Brief: In the listing that follows, count every line with the word "this" in it and write only the total.

Supplied entries:
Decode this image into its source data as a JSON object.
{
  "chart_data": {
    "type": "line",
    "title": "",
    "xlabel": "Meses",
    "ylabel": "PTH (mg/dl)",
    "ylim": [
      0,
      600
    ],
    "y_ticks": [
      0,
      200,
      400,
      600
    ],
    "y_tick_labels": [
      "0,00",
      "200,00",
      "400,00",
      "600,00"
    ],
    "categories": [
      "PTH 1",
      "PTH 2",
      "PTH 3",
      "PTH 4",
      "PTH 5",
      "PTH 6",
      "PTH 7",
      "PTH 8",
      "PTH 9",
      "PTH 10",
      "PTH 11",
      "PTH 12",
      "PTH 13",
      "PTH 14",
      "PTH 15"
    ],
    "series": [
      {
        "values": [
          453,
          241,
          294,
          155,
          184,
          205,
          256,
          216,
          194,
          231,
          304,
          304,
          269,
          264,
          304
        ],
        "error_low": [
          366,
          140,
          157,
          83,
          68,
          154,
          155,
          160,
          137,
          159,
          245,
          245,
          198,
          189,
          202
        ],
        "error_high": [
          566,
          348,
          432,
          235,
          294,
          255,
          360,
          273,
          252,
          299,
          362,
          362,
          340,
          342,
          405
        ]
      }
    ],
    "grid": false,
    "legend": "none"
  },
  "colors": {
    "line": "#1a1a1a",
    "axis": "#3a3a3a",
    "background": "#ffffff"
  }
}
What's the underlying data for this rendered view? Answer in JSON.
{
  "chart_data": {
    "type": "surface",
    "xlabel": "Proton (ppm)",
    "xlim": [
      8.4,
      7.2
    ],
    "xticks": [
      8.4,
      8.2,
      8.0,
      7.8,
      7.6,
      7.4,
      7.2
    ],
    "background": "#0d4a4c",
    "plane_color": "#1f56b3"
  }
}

Full solution: 2